### MATERIAL PROVIDED
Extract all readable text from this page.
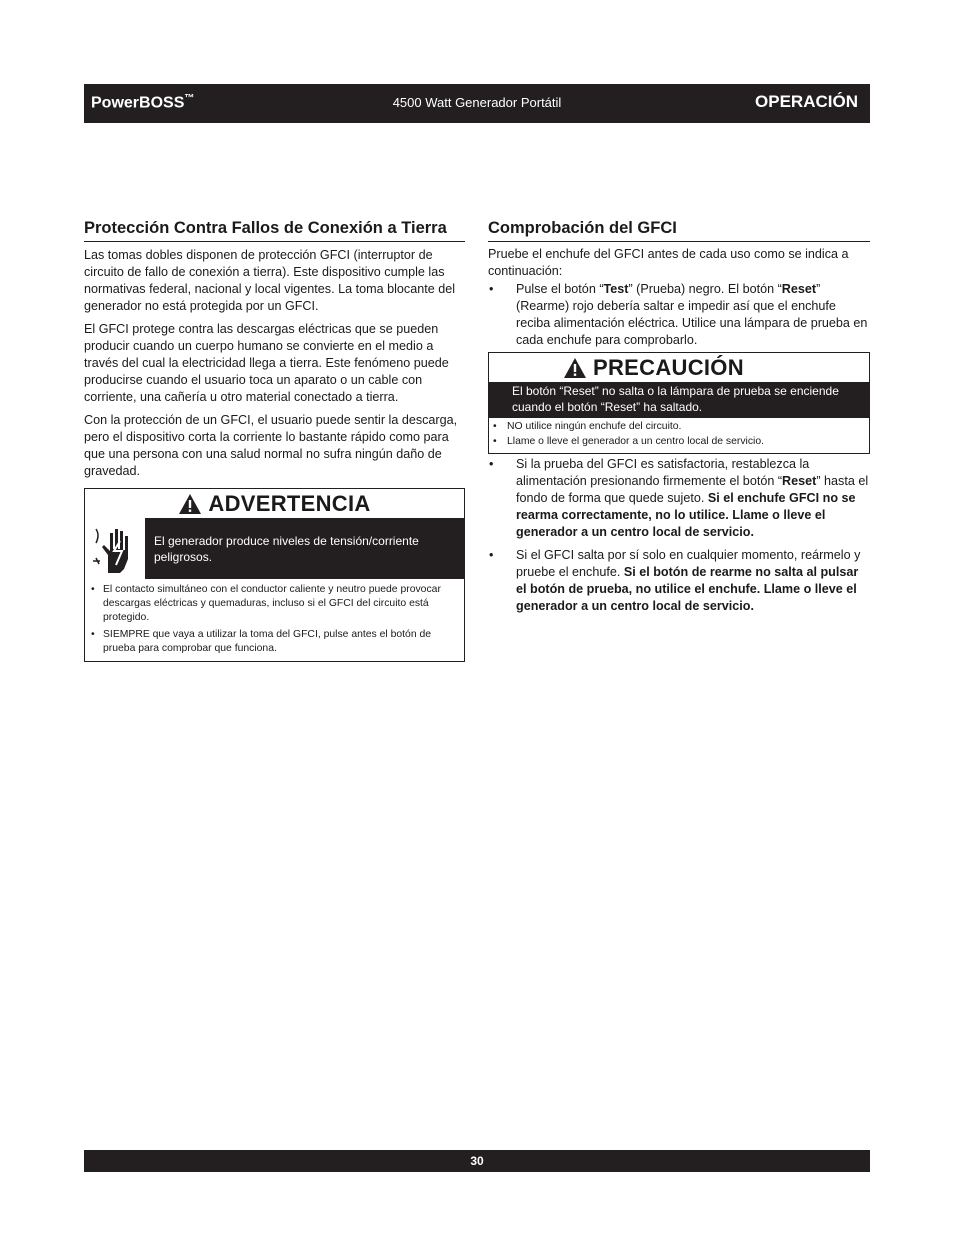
PowerBOSS™	4500 Watt Generador Portátil	OPERACIÓN
Protección Contra Fallos de Conexión a Tierra

Las tomas dobles disponen de protección GFCI (interruptor de circuito de fallo de conexión a tierra). Este dispositivo cumple las normativas federal, nacional y local vigentes. La toma blocante del generador no está protegida por un GFCI.

El GFCI protege contra las descargas eléctricas que se pueden producir cuando un cuerpo humano se convierte en el medio a través del cual la electricidad llega a tierra. Este fenómeno puede producirse cuando el usuario toca un aparato o un cable con corriente, una cañería u otro material conectado a tierra.

Con la protección de un GFCI, el usuario puede sentir la descarga, pero el dispositivo corta la corriente lo bastante rápido como para que una persona con una salud normal no sufra ningún daño de gravedad.

ADVERTENCIA
El generador produce niveles de tensión/corriente peligrosos.
• El contacto simultáneo con el conductor caliente y neutro puede provocar descargas eléctricas y quemaduras, incluso si el GFCI del circuito está protegido.
• SIEMPRE que vaya a utilizar la toma del GFCI, pulse antes el botón de prueba para comprobar que funciona.
Comprobación del GFCI

Pruebe el enchufe del GFCI antes de cada uso como se indica a continuación:

• Pulse el botón “Test” (Prueba) negro. El botón “Reset” (Rearme) rojo debería saltar e impedir así que el enchufe reciba alimentación eléctrica. Utilice una lámpara de prueba en cada enchufe para comprobarlo.
PRECAUCIÓN
El botón “Reset” no salta o la lámpara de prueba se enciende cuando el botón “Reset” ha saltado.
• NO utilice ningún enchufe del circuito.
• Llame o lleve el generador a un centro local de servicio.
• Si la prueba del GFCI es satisfactoria, restablezca la alimentación presionando firmemente el botón “Reset” hasta el fondo de forma que quede sujeto. Si el enchufe GFCI no se rearma correctamente, no lo utilice. Llame o lleve el generador a un centro local de servicio.
• Si el GFCI salta por sí solo en cualquier momento, reármelo y pruebe el enchufe. Si el botón de rearme no salta al pulsar el botón de prueba, no utilice el enchufe. Llame o lleve el generador a un centro local de servicio.
30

### EXERCISE OBJECTIVE
Which lines contain the word "lleve"? Copy each one.

### FINAL RESULT
• Llame o lleve el generador a un centro local de servicio.
• Si la prueba del GFCI es satisfactoria, restablezca la alimentación presionando firmemente el botón “Reset” hasta el fondo de forma que quede sujeto. Si el enchufe GFCI no se rearma correctamente, no lo utilice. Llame o lleve el generador a un centro local de servicio.
• Si el GFCI salta por sí solo en cualquier momento, reármelo y pruebe el enchufe. Si el botón de rearme no salta al pulsar el botón de prueba, no utilice el enchufe. Llame o lleve el generador a un centro local de servicio.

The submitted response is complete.